**WHAT IS EXPECTED:**
Where a line of the listing below includes the word "kháng", reproduce that line.

Data entries
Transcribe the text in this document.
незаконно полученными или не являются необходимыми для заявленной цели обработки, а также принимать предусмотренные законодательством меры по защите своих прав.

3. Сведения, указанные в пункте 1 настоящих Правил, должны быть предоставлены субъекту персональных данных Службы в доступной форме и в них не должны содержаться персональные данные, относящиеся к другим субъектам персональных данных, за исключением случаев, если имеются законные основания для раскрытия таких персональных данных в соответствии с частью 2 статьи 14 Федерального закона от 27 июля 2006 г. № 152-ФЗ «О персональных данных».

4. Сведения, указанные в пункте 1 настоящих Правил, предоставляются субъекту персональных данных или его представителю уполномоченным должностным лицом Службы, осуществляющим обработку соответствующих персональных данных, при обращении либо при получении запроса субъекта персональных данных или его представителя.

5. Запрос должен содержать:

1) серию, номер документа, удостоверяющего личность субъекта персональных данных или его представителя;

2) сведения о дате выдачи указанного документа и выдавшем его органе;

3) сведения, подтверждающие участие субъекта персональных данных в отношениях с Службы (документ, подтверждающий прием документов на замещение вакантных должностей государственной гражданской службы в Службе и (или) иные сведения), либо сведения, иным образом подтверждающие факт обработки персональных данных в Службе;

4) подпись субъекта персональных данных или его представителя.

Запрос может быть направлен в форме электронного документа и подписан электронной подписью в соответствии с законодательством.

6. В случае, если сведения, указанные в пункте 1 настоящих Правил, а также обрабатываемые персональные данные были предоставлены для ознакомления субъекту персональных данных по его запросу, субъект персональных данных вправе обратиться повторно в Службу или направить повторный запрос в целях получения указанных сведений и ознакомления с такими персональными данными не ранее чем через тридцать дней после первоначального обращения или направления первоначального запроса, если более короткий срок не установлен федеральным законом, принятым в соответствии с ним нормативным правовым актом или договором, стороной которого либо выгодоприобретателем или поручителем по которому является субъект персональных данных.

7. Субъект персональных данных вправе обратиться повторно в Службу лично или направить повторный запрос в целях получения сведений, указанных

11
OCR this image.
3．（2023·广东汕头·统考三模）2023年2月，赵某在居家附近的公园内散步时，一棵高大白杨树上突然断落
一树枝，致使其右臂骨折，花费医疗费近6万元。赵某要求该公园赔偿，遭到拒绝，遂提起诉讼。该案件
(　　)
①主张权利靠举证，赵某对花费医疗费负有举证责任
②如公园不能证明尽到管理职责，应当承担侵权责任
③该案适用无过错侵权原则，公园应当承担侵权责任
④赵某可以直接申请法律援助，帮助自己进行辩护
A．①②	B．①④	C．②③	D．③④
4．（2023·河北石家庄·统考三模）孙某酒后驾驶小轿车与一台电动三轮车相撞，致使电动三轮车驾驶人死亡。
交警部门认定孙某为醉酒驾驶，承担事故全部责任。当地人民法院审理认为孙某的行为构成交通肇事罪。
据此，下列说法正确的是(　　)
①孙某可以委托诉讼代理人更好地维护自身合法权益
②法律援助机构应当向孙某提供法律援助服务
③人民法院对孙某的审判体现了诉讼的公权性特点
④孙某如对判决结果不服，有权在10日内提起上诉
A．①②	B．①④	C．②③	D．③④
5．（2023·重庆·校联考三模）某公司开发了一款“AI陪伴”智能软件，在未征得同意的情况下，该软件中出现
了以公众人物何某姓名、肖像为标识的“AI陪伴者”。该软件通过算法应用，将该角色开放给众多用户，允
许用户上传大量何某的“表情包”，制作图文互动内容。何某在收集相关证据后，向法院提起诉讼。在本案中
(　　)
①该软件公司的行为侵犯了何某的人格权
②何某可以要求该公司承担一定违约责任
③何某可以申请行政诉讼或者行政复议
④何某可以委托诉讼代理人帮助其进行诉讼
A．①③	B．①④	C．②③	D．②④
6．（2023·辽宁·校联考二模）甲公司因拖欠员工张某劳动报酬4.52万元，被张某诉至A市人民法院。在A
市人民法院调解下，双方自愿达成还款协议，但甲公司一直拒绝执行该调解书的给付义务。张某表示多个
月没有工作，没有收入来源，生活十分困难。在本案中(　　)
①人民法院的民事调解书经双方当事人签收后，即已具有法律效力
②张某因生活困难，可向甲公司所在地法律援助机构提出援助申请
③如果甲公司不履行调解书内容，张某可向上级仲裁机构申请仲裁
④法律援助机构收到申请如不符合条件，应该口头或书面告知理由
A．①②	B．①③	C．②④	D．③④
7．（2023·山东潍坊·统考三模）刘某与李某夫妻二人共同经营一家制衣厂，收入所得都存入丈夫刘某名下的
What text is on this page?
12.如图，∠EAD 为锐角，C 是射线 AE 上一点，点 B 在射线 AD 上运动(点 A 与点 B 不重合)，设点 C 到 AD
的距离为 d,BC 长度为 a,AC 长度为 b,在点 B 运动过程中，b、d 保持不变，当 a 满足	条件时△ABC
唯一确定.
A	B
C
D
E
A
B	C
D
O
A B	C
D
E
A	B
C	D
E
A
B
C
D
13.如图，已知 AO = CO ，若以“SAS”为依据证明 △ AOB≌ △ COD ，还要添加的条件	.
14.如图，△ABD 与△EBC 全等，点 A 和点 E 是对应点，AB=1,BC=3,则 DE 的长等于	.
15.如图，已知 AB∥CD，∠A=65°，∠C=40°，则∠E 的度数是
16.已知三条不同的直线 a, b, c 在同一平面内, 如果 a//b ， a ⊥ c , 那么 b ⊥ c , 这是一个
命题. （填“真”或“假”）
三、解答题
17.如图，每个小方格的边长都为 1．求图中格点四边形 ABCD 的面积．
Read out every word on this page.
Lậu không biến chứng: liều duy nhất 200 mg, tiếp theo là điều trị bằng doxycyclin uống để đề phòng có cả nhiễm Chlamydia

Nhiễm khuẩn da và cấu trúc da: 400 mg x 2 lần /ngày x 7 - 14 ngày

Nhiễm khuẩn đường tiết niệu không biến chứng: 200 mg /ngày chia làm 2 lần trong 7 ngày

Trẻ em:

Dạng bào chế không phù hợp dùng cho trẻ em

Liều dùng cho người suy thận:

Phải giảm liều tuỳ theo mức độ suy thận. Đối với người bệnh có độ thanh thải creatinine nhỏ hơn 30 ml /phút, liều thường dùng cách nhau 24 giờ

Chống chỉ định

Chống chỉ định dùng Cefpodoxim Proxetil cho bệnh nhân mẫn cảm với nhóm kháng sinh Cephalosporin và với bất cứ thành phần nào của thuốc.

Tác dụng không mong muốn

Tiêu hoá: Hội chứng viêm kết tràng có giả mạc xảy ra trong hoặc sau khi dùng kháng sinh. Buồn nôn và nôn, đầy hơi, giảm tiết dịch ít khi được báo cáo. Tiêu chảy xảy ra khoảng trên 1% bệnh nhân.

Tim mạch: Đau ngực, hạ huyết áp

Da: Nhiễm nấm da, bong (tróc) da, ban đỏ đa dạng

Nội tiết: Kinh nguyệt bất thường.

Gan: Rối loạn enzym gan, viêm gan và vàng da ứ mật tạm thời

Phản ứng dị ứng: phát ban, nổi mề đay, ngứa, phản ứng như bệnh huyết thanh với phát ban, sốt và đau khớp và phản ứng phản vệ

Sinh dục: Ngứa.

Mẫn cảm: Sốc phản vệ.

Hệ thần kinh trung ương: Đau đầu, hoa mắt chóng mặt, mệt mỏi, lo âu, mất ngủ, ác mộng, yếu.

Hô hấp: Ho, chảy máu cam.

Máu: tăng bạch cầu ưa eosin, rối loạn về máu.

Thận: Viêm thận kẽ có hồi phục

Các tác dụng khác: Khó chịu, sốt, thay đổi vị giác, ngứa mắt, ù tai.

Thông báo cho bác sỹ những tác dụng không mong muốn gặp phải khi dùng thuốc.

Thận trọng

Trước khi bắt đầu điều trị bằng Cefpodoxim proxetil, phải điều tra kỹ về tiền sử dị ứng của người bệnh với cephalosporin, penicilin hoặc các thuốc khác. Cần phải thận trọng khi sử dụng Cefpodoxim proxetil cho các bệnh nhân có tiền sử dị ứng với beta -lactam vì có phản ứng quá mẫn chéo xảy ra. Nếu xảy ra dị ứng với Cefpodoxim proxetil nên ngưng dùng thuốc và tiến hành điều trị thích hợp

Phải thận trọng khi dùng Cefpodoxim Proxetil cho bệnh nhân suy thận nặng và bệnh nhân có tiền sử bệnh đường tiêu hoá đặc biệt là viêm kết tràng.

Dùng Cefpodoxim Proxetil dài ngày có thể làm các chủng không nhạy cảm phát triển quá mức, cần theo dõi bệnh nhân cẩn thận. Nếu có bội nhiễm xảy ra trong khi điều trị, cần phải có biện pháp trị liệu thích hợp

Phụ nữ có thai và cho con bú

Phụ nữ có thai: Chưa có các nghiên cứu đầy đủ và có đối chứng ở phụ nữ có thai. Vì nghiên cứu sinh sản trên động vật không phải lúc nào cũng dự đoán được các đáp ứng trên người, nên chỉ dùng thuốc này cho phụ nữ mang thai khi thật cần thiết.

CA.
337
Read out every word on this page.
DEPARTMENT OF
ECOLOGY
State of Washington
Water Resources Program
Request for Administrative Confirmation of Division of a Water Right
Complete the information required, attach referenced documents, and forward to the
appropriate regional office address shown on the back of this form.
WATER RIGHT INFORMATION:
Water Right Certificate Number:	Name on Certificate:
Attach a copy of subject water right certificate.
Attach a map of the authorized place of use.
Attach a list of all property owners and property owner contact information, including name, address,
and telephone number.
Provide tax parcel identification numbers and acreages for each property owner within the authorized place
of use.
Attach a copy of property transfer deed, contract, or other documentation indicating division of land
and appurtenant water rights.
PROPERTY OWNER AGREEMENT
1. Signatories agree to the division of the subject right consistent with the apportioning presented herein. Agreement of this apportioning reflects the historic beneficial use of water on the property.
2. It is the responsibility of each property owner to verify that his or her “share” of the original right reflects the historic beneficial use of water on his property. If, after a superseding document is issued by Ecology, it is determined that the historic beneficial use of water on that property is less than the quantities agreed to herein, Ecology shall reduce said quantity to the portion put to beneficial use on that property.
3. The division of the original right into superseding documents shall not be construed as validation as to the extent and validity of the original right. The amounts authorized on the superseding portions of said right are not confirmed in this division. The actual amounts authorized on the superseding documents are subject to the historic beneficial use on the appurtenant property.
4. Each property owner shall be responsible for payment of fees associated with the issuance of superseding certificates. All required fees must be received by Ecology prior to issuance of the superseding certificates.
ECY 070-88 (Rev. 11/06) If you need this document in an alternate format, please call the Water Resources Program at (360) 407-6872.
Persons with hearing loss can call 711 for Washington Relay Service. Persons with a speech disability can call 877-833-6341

**RESPONSE TO THE TASK:**
Chống chỉ định dùng Cefpodoxim Proxetil cho bệnh nhân mẫn cảm với nhóm kháng sinh Cephalosporin và với bất cứ thành phần nào của thuốc.
Tiêu hoá: Hội chứng viêm kết tràng có giả mạc xảy ra trong hoặc sau khi dùng kháng sinh. Buồn nôn và nôn, đầy hơi, giảm tiết dịch ít khi được báo cáo. Tiêu chảy xảy ra khoảng trên 1% bệnh nhân.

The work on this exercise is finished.